#### Task requirements
The records below hold pictures; please leave those out and retype the rest exactly.

>> BEGIN Exercise data

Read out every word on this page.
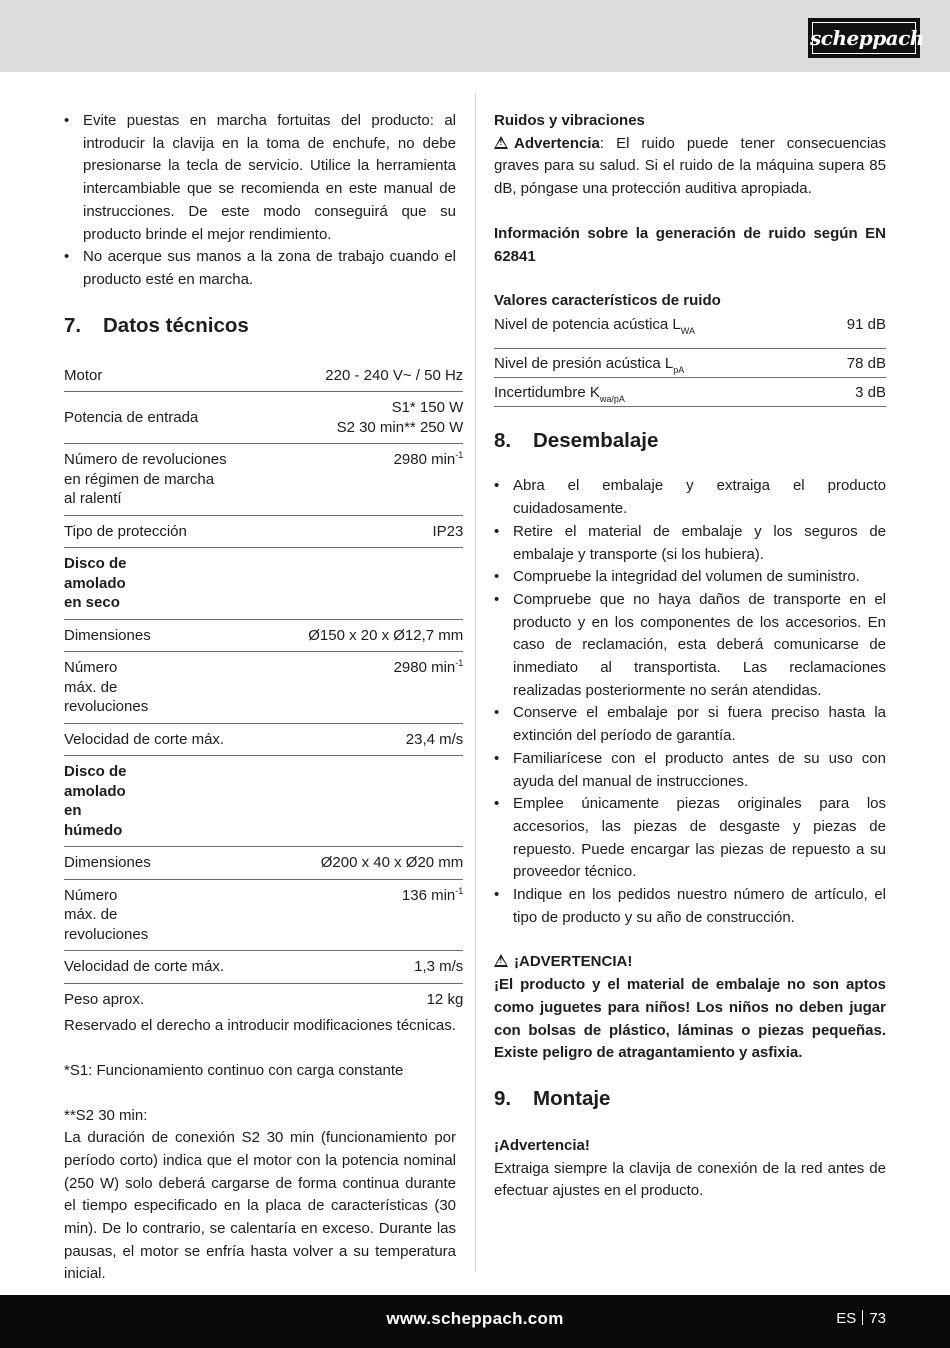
scheppach
• Evite puestas en marcha fortuitas del producto: al introducir la clavija en la toma de enchufe, no debe presionarse la tecla de servicio. Utilice la herramienta intercambiable que se recomienda en este manual de instrucciones. De este modo conseguirá que su producto brinde el mejor rendimiento.
• No acerque sus manos a la zona de trabajo cuando el producto esté en marcha.
7.	Datos técnicos
Motor	220 - 240 V~ / 50 Hz
Potencia de entrada	S1* 150 W
S2 30 min** 250 W

Número de revoluciones en régimen de marcha al ralentí	2980 $\min^{-1}$
Tipo de protección	IP23
Disco de amolado en seco	
Dimensiones	Ø150 x 20 x Ø12,7 mm
Número máx. de revoluciones	2980 $\min^{-1}$
Velocidad de corte máx.	23,4 m/s
Disco de amolado en húmedo	
Dimensiones	Ø200 x 40 x Ø20 mm
Número máx. de revoluciones	136 $\min^{-1}$
Velocidad de corte máx.	1,3 m/s
Peso aprox.	12 kg

Reservado el derecho a introducir modificaciones técnicas.

*S1: Funcionamiento continuo con carga constante

**S2 30 min:

La duración de conexión S2 30 min (funcionamiento por período corto) indica que el motor con la potencia nominal (250 W) solo deberá cargarse de forma continua durante el tiempo especificado en la placa de características (30 min). De lo contrario, se calentaría en exceso. Durante las pausas, el motor se enfría hasta volver a su temperatura inicial.

Ruidos y vibraciones

!Advertencia: El ruido puede tener consecuencias graves para su salud. Si el ruido de la máquina supera 85 dB, póngase una protección auditiva apropiada.

Información sobre la generación de ruido según EN 62841

Valores característicos de ruido

Nivel de potencia acústica $L_{WA}$	91 dB
Nivel de presión acústica $L_{pA}$	78 dB
Incertidumbre $K_{wa/pA}$	3 dB
8.	Desembalaje
• Abra el embalaje y extraiga el producto cuidadosamente.
• Retire el material de embalaje y los seguros de embalaje y transporte (si los hubiera).
• Compruebe la integridad del volumen de suministro.
• Compruebe que no haya daños de transporte en el producto y en los componentes de los accesorios. En caso de reclamación, esta deberá comunicarse de inmediato al transportista. Las reclamaciones realizadas posteriormente no serán atendidas.
• Conserve el embalaje por si fuera preciso hasta la extinción del período de garantía.
• Familiarícese con el producto antes de su uso con ayuda del manual de instrucciones.
• Emplee únicamente piezas originales para los accesorios, las piezas de desgaste y piezas de repuesto. Puede encargar las piezas de repuesto a su proveedor técnico.
• Indique en los pedidos nuestro número de artículo, el tipo de producto y su año de construcción.

!¡ADVERTENCIA!

¡El producto y el material de embalaje no son aptos como juguetes para niños! Los niños no deben jugar con bolsas de plástico, láminas o piezas pequeñas. Existe peligro de atragantamiento y asfixia.

9.	Montaje

¡Advertencia!

Extraiga siempre la clavija de conexión de la red antes de efectuar ajustes en el producto.

www.scheppach.com	ES 73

>> END Exercise data

#### Task solution
Read out every word on this page.
scheppach
• Evite puestas en marcha fortuitas del producto: al introducir la clavija en la toma de enchufe, no debe presionarse la tecla de servicio. Utilice la herramienta intercambiable que se recomienda en este manual de instrucciones. De este modo conseguirá que su producto brinde el mejor rendimiento.
• No acerque sus manos a la zona de trabajo cuando el producto esté en marcha.
7.	Datos técnicos
Motor	220 - 240 V~ / 50 Hz
Potencia de entrada	S1* 150 W
S2 30 min** 250 W

Número de revoluciones en régimen de marcha al ralentí	2980 $\min^{-1}$
Tipo de protección	IP23
Disco de amolado en seco	
Dimensiones	Ø150 x 20 x Ø12,7 mm
Número máx. de revoluciones	2980 $\min^{-1}$
Velocidad de corte máx.	23,4 m/s
Disco de amolado en húmedo	
Dimensiones	Ø200 x 40 x Ø20 mm
Número máx. de revoluciones	136 $\min^{-1}$
Velocidad de corte máx.	1,3 m/s
Peso aprox.	12 kg

Reservado el derecho a introducir modificaciones técnicas.

*S1: Funcionamiento continuo con carga constante

**S2 30 min:

La duración de conexión S2 30 min (funcionamiento por período corto) indica que el motor con la potencia nominal (250 W) solo deberá cargarse de forma continua durante el tiempo especificado en la placa de características (30 min). De lo contrario, se calentaría en exceso. Durante las pausas, el motor se enfría hasta volver a su temperatura inicial.

Ruidos y vibraciones

!Advertencia: El ruido puede tener consecuencias graves para su salud. Si el ruido de la máquina supera 85 dB, póngase una protección auditiva apropiada.

Información sobre la generación de ruido según EN 62841

Valores característicos de ruido

Nivel de potencia acústica $L_{WA}$	91 dB
Nivel de presión acústica $L_{pA}$	78 dB
Incertidumbre $K_{wa/pA}$	3 dB
8.	Desembalaje
• Abra el embalaje y extraiga el producto cuidadosamente.
• Retire el material de embalaje y los seguros de embalaje y transporte (si los hubiera).
• Compruebe la integridad del volumen de suministro.
• Compruebe que no haya daños de transporte en el producto y en los componentes de los accesorios. En caso de reclamación, esta deberá comunicarse de inmediato al transportista. Las reclamaciones realizadas posteriormente no serán atendidas.
• Conserve el embalaje por si fuera preciso hasta la extinción del período de garantía.
• Familiarícese con el producto antes de su uso con ayuda del manual de instrucciones.
• Emplee únicamente piezas originales para los accesorios, las piezas de desgaste y piezas de repuesto. Puede encargar las piezas de repuesto a su proveedor técnico.
• Indique en los pedidos nuestro número de artículo, el tipo de producto y su año de construcción.

!¡ADVERTENCIA!

¡El producto y el material de embalaje no son aptos como juguetes para niños! Los niños no deben jugar con bolsas de plástico, láminas o piezas pequeñas. Existe peligro de atragantamiento y asfixia.

9.	Montaje

¡Advertencia!

Extraiga siempre la clavija de conexión de la red antes de efectuar ajustes en el producto.

www.scheppach.com	ES 73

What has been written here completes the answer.